→ **Problem to work on**:
Go through the records and show each line where the word "FROM" occurs.

→ **Data rows**:
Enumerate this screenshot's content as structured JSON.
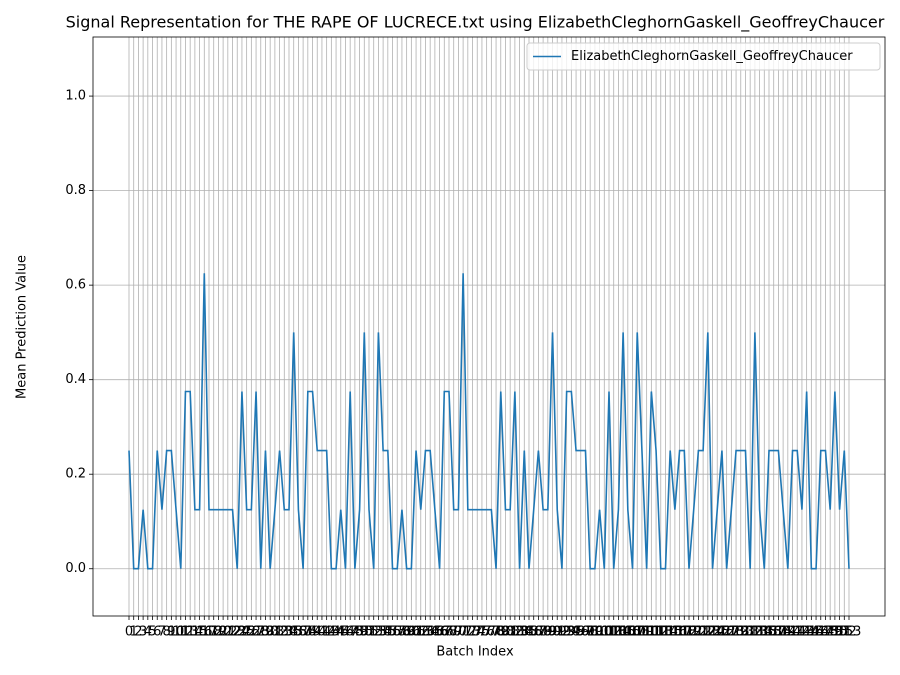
{
  "chart_data": {
    "type": "line",
    "title": "Signal Representation for THE RAPE OF LUCRECE.txt using ElizabethCleghornGaskell_GeoffreyChaucer",
    "xlabel": "Batch Index",
    "ylabel": "Mean Prediction Value",
    "x": [
      0,
      1,
      2,
      3,
      4,
      5,
      6,
      7,
      8,
      9,
      10,
      11,
      12,
      13,
      14,
      15,
      16,
      17,
      18,
      19,
      20,
      21,
      22,
      23,
      24,
      25,
      26,
      27,
      28,
      29,
      30,
      31,
      32,
      33,
      34,
      35,
      36,
      37,
      38,
      39,
      40,
      41,
      42,
      43,
      44,
      45,
      46,
      47,
      48,
      49,
      50,
      51,
      52,
      53,
      54,
      55,
      56,
      57,
      58,
      59,
      60,
      61,
      62,
      63,
      64,
      65,
      66,
      67,
      68,
      69,
      70,
      71,
      72,
      73,
      74,
      75,
      76,
      77,
      78,
      79,
      80,
      81,
      82,
      83,
      84,
      85,
      86,
      87,
      88,
      89,
      90,
      91,
      92,
      93,
      94,
      95,
      96,
      97,
      98,
      99,
      100,
      101,
      102,
      103,
      104,
      105,
      106,
      107,
      108,
      109,
      110,
      111,
      112,
      113,
      114,
      115,
      116,
      117,
      118,
      119,
      120,
      121,
      122,
      123,
      124,
      125,
      126,
      127,
      128,
      129,
      130,
      131,
      132,
      133,
      134,
      135,
      136,
      137,
      138,
      139,
      140,
      141,
      142,
      143,
      144,
      145,
      146,
      147,
      148,
      149,
      150,
      151,
      152,
      153
    ],
    "series": [
      {
        "name": "ElizabethCleghornGaskell_GeoffreyChaucer",
        "color": "#1f77b4",
        "values": [
          0.25,
          0,
          0,
          0.125,
          0,
          0,
          0.25,
          0.125,
          0.25,
          0.25,
          0.125,
          0,
          0.375,
          0.375,
          0.125,
          0.125,
          0.625,
          0.125,
          0.125,
          0.125,
          0.125,
          0.125,
          0.125,
          0,
          0.375,
          0.125,
          0.125,
          0.375,
          0,
          0.25,
          0,
          0.125,
          0.25,
          0.125,
          0.125,
          0.5,
          0.125,
          0,
          0.375,
          0.375,
          0.25,
          0.25,
          0.25,
          0,
          0,
          0.125,
          0,
          0.375,
          0,
          0.125,
          0.5,
          0.125,
          0,
          0.5,
          0.25,
          0.25,
          0,
          0,
          0.125,
          0,
          0,
          0.25,
          0.125,
          0.25,
          0.25,
          0.125,
          0,
          0.375,
          0.375,
          0.125,
          0.125,
          0.625,
          0.125,
          0.125,
          0.125,
          0.125,
          0.125,
          0.125,
          0,
          0.375,
          0.125,
          0.125,
          0.375,
          0,
          0.25,
          0,
          0.125,
          0.25,
          0.125,
          0.125,
          0.5,
          0.125,
          0,
          0.375,
          0.375,
          0.25,
          0.25,
          0.25,
          0,
          0,
          0.125,
          0,
          0.375,
          0,
          0.125,
          0.5,
          0.125,
          0,
          0.5,
          0.25,
          0,
          0.375,
          0.25,
          0,
          0,
          0.25,
          0.125,
          0.25,
          0.25,
          0,
          0.125,
          0.25,
          0.25,
          0.5,
          0,
          0.125,
          0.25,
          0,
          0.125,
          0.25,
          0.25,
          0.25,
          0,
          0.5,
          0.125,
          0,
          0.25,
          0.25,
          0.25,
          0.125,
          0,
          0.25,
          0.25,
          0.125,
          0.375,
          0,
          0,
          0.25,
          0.25,
          0.125,
          0.375,
          0.125,
          0.25,
          0
        ]
      }
    ],
    "xlim": [
      -7.65,
      160.65
    ],
    "ylim": [
      -0.1,
      1.125
    ],
    "yticks": [
      {
        "value": 0,
        "label": "0.0"
      },
      0.2,
      0.4,
      0.6,
      0.8,
      {
        "value": 1,
        "label": "1.0"
      }
    ],
    "grid": true,
    "legend": "upper right"
  }
}
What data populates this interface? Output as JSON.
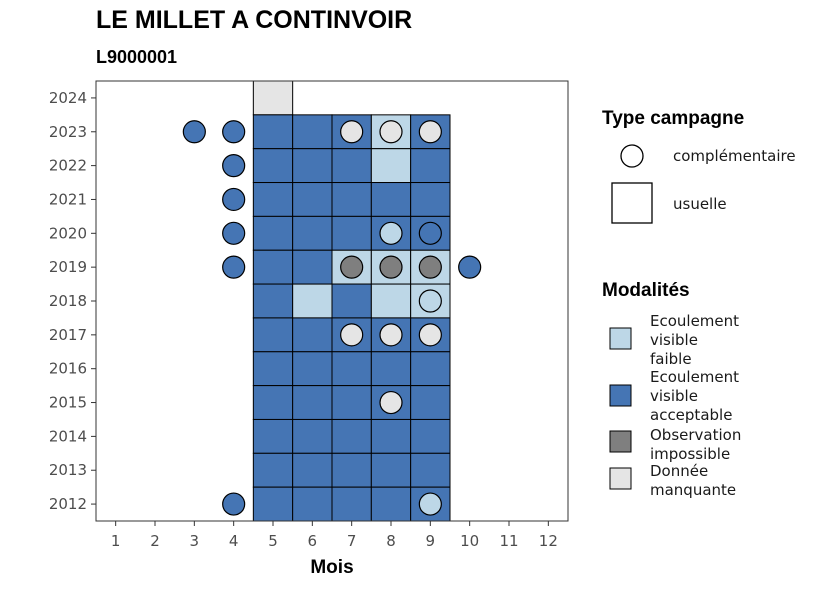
{
  "title": "LE MILLET A CONTINVOIR",
  "subtitle": "L9000001",
  "colors": {
    "faible": "#BDD7E7",
    "acceptable": "#4575B4",
    "impossible": "#7F7F7F",
    "manquante": "#E5E5E5"
  },
  "chart_data": {
    "type": "heatmap",
    "xlabel": "Mois",
    "ylabel": "",
    "x_ticks": [
      1,
      2,
      3,
      4,
      5,
      6,
      7,
      8,
      9,
      10,
      11,
      12
    ],
    "y_ticks": [
      2012,
      2013,
      2014,
      2015,
      2016,
      2017,
      2018,
      2019,
      2020,
      2021,
      2022,
      2023,
      2024
    ],
    "xlim": [
      0.5,
      12.5
    ],
    "ylim": [
      2011.5,
      2024.5
    ],
    "modalites": [
      {
        "key": "faible",
        "label": [
          "Ecoulement",
          "visible",
          "faible"
        ]
      },
      {
        "key": "acceptable",
        "label": [
          "Ecoulement",
          "visible",
          "acceptable"
        ]
      },
      {
        "key": "impossible",
        "label": [
          "Observation",
          "impossible"
        ]
      },
      {
        "key": "manquante",
        "label": [
          "Donnée",
          "manquante"
        ]
      }
    ],
    "campagnes": [
      {
        "key": "complementaire",
        "label": "complémentaire",
        "shape": "circle"
      },
      {
        "key": "usuelle",
        "label": "usuelle",
        "shape": "square"
      }
    ],
    "usuelle": [
      {
        "year": 2024,
        "month": 5,
        "mod": "manquante"
      },
      {
        "year": 2023,
        "month": 5,
        "mod": "acceptable"
      },
      {
        "year": 2023,
        "month": 6,
        "mod": "acceptable"
      },
      {
        "year": 2023,
        "month": 7,
        "mod": "acceptable"
      },
      {
        "year": 2023,
        "month": 8,
        "mod": "faible"
      },
      {
        "year": 2023,
        "month": 9,
        "mod": "acceptable"
      },
      {
        "year": 2022,
        "month": 5,
        "mod": "acceptable"
      },
      {
        "year": 2022,
        "month": 6,
        "mod": "acceptable"
      },
      {
        "year": 2022,
        "month": 7,
        "mod": "acceptable"
      },
      {
        "year": 2022,
        "month": 8,
        "mod": "faible"
      },
      {
        "year": 2022,
        "month": 9,
        "mod": "acceptable"
      },
      {
        "year": 2021,
        "month": 5,
        "mod": "acceptable"
      },
      {
        "year": 2021,
        "month": 6,
        "mod": "acceptable"
      },
      {
        "year": 2021,
        "month": 7,
        "mod": "acceptable"
      },
      {
        "year": 2021,
        "month": 8,
        "mod": "acceptable"
      },
      {
        "year": 2021,
        "month": 9,
        "mod": "acceptable"
      },
      {
        "year": 2020,
        "month": 5,
        "mod": "acceptable"
      },
      {
        "year": 2020,
        "month": 6,
        "mod": "acceptable"
      },
      {
        "year": 2020,
        "month": 7,
        "mod": "acceptable"
      },
      {
        "year": 2020,
        "month": 8,
        "mod": "acceptable"
      },
      {
        "year": 2020,
        "month": 9,
        "mod": "acceptable"
      },
      {
        "year": 2019,
        "month": 5,
        "mod": "acceptable"
      },
      {
        "year": 2019,
        "month": 6,
        "mod": "acceptable"
      },
      {
        "year": 2019,
        "month": 7,
        "mod": "faible"
      },
      {
        "year": 2019,
        "month": 8,
        "mod": "faible"
      },
      {
        "year": 2019,
        "month": 9,
        "mod": "faible"
      },
      {
        "year": 2018,
        "month": 5,
        "mod": "acceptable"
      },
      {
        "year": 2018,
        "month": 6,
        "mod": "faible"
      },
      {
        "year": 2018,
        "month": 7,
        "mod": "acceptable"
      },
      {
        "year": 2018,
        "month": 8,
        "mod": "faible"
      },
      {
        "year": 2018,
        "month": 9,
        "mod": "faible"
      },
      {
        "year": 2017,
        "month": 5,
        "mod": "acceptable"
      },
      {
        "year": 2017,
        "month": 6,
        "mod": "acceptable"
      },
      {
        "year": 2017,
        "month": 7,
        "mod": "acceptable"
      },
      {
        "year": 2017,
        "month": 8,
        "mod": "acceptable"
      },
      {
        "year": 2017,
        "month": 9,
        "mod": "acceptable"
      },
      {
        "year": 2016,
        "month": 5,
        "mod": "acceptable"
      },
      {
        "year": 2016,
        "month": 6,
        "mod": "acceptable"
      },
      {
        "year": 2016,
        "month": 7,
        "mod": "acceptable"
      },
      {
        "year": 2016,
        "month": 8,
        "mod": "acceptable"
      },
      {
        "year": 2016,
        "month": 9,
        "mod": "acceptable"
      },
      {
        "year": 2015,
        "month": 5,
        "mod": "acceptable"
      },
      {
        "year": 2015,
        "month": 6,
        "mod": "acceptable"
      },
      {
        "year": 2015,
        "month": 7,
        "mod": "acceptable"
      },
      {
        "year": 2015,
        "month": 8,
        "mod": "acceptable"
      },
      {
        "year": 2015,
        "month": 9,
        "mod": "acceptable"
      },
      {
        "year": 2014,
        "month": 5,
        "mod": "acceptable"
      },
      {
        "year": 2014,
        "month": 6,
        "mod": "acceptable"
      },
      {
        "year": 2014,
        "month": 7,
        "mod": "acceptable"
      },
      {
        "year": 2014,
        "month": 8,
        "mod": "acceptable"
      },
      {
        "year": 2014,
        "month": 9,
        "mod": "acceptable"
      },
      {
        "year": 2013,
        "month": 5,
        "mod": "acceptable"
      },
      {
        "year": 2013,
        "month": 6,
        "mod": "acceptable"
      },
      {
        "year": 2013,
        "month": 7,
        "mod": "acceptable"
      },
      {
        "year": 2013,
        "month": 8,
        "mod": "acceptable"
      },
      {
        "year": 2013,
        "month": 9,
        "mod": "acceptable"
      },
      {
        "year": 2012,
        "month": 5,
        "mod": "acceptable"
      },
      {
        "year": 2012,
        "month": 6,
        "mod": "acceptable"
      },
      {
        "year": 2012,
        "month": 7,
        "mod": "acceptable"
      },
      {
        "year": 2012,
        "month": 8,
        "mod": "acceptable"
      },
      {
        "year": 2012,
        "month": 9,
        "mod": "acceptable"
      }
    ],
    "complementaire": [
      {
        "year": 2023,
        "month": 3,
        "mod": "acceptable"
      },
      {
        "year": 2023,
        "month": 4,
        "mod": "acceptable"
      },
      {
        "year": 2023,
        "month": 7,
        "mod": "manquante"
      },
      {
        "year": 2023,
        "month": 8,
        "mod": "manquante"
      },
      {
        "year": 2023,
        "month": 9,
        "mod": "manquante"
      },
      {
        "year": 2022,
        "month": 4,
        "mod": "acceptable"
      },
      {
        "year": 2021,
        "month": 4,
        "mod": "acceptable"
      },
      {
        "year": 2020,
        "month": 4,
        "mod": "acceptable"
      },
      {
        "year": 2020,
        "month": 8,
        "mod": "faible"
      },
      {
        "year": 2020,
        "month": 9,
        "mod": "acceptable"
      },
      {
        "year": 2019,
        "month": 4,
        "mod": "acceptable"
      },
      {
        "year": 2019,
        "month": 7,
        "mod": "impossible"
      },
      {
        "year": 2019,
        "month": 8,
        "mod": "impossible"
      },
      {
        "year": 2019,
        "month": 9,
        "mod": "impossible"
      },
      {
        "year": 2019,
        "month": 10,
        "mod": "acceptable"
      },
      {
        "year": 2018,
        "month": 9,
        "mod": "faible"
      },
      {
        "year": 2017,
        "month": 7,
        "mod": "manquante"
      },
      {
        "year": 2017,
        "month": 8,
        "mod": "manquante"
      },
      {
        "year": 2017,
        "month": 9,
        "mod": "manquante"
      },
      {
        "year": 2015,
        "month": 8,
        "mod": "manquante"
      },
      {
        "year": 2012,
        "month": 4,
        "mod": "acceptable"
      },
      {
        "year": 2012,
        "month": 9,
        "mod": "faible"
      }
    ],
    "legend": {
      "campagne_title": "Type campagne",
      "modalites_title": "Modalités"
    }
  }
}
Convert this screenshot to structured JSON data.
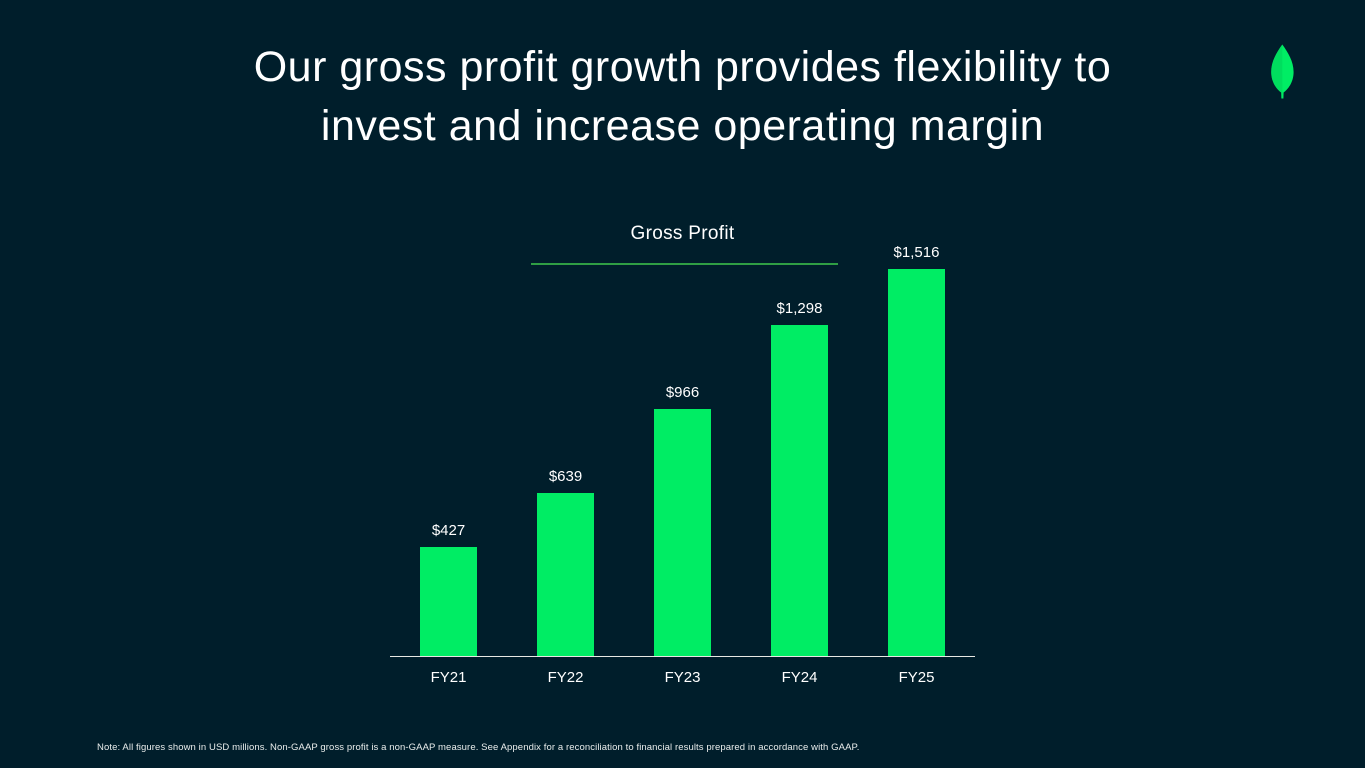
{
  "slide": {
    "title_line1": "Our gross profit growth provides flexibility to",
    "title_line2": "invest and increase operating margin",
    "footnote": "Note: All figures shown in USD millions. Non-GAAP gross profit is a non-GAAP measure. See Appendix for a reconciliation to financial results prepared in accordance with GAAP."
  },
  "icons": {
    "logo": "mongodb-leaf-icon"
  },
  "colors": {
    "background": "#001E2B",
    "bar_green": "#00ED64",
    "underline_green": "#2F9E44",
    "text_white": "#FFFFFF",
    "axis_line": "#E8E8E3"
  },
  "chart_data": {
    "type": "bar",
    "title": "Gross Profit",
    "categories": [
      "FY21",
      "FY22",
      "FY23",
      "FY24",
      "FY25"
    ],
    "values": [
      427,
      639,
      966,
      1298,
      1516
    ],
    "value_labels": [
      "$427",
      "$639",
      "$966",
      "$1,298",
      "$1,516"
    ],
    "xlabel": "",
    "ylabel": "",
    "ylim": [
      0,
      1516
    ],
    "grid": false,
    "legend": false,
    "bar_color": "#00ED64",
    "background": "#001E2B"
  }
}
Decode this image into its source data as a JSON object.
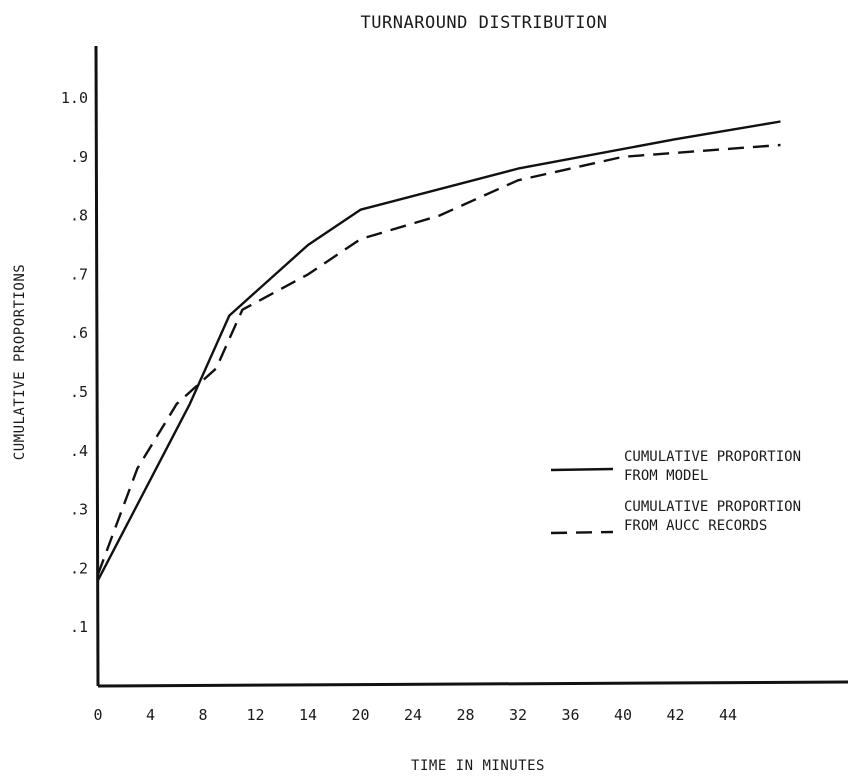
{
  "chart_data": {
    "type": "line",
    "title": "TURNAROUND DISTRIBUTION",
    "xlabel": "TIME IN MINUTES",
    "ylabel": "CUMULATIVE PROPORTIONS",
    "x_tick_labels": [
      "0",
      "4",
      "8",
      "12",
      "14",
      "20",
      "24",
      "28",
      "32",
      "36",
      "40",
      "42",
      "44"
    ],
    "y_tick_labels": [
      ".1",
      ".2",
      ".3",
      ".4",
      ".5",
      ".6",
      ".7",
      ".8",
      ".9",
      "1.0"
    ],
    "y_ticks": [
      0.1,
      0.2,
      0.3,
      0.4,
      0.5,
      0.6,
      0.7,
      0.8,
      0.9,
      1.0
    ],
    "ylim": [
      0,
      1.05
    ],
    "grid": false,
    "legend_position": "right",
    "series": [
      {
        "name": "CUMULATIVE PROPORTION FROM MODEL",
        "legend_lines": [
          "CUMULATIVE PROPORTION",
          "FROM MODEL"
        ],
        "style": "solid",
        "x": [
          0,
          7,
          10,
          14,
          20,
          32,
          42,
          46
        ],
        "y": [
          0.18,
          0.48,
          0.63,
          0.75,
          0.81,
          0.88,
          0.93,
          0.96
        ]
      },
      {
        "name": "CUMULATIVE PROPORTION FROM AUCC RECORDS",
        "legend_lines": [
          "CUMULATIVE PROPORTION",
          "FROM AUCC RECORDS"
        ],
        "style": "dashed",
        "x": [
          0,
          3,
          6,
          9,
          11,
          14,
          20,
          26,
          32,
          40,
          46
        ],
        "y": [
          0.19,
          0.37,
          0.48,
          0.54,
          0.64,
          0.7,
          0.76,
          0.8,
          0.86,
          0.9,
          0.92
        ]
      }
    ]
  }
}
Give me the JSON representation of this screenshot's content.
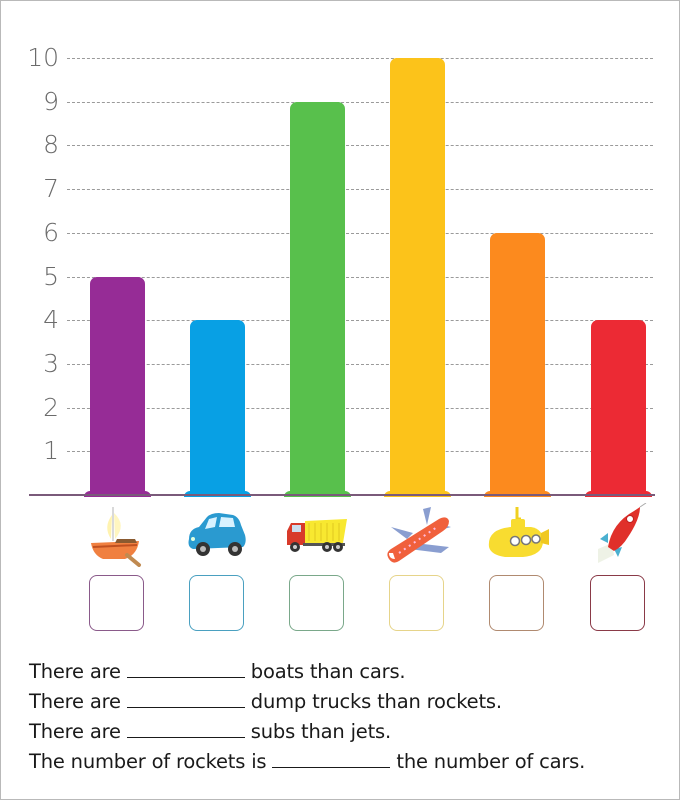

→ **Final answer**:
        "name": "CUMULATIVE PROPORTION FROM MODEL",
          "FROM MODEL"
        "name": "CUMULATIVE PROPORTION FROM AUCC RECORDS",
          "FROM AUCC RECORDS"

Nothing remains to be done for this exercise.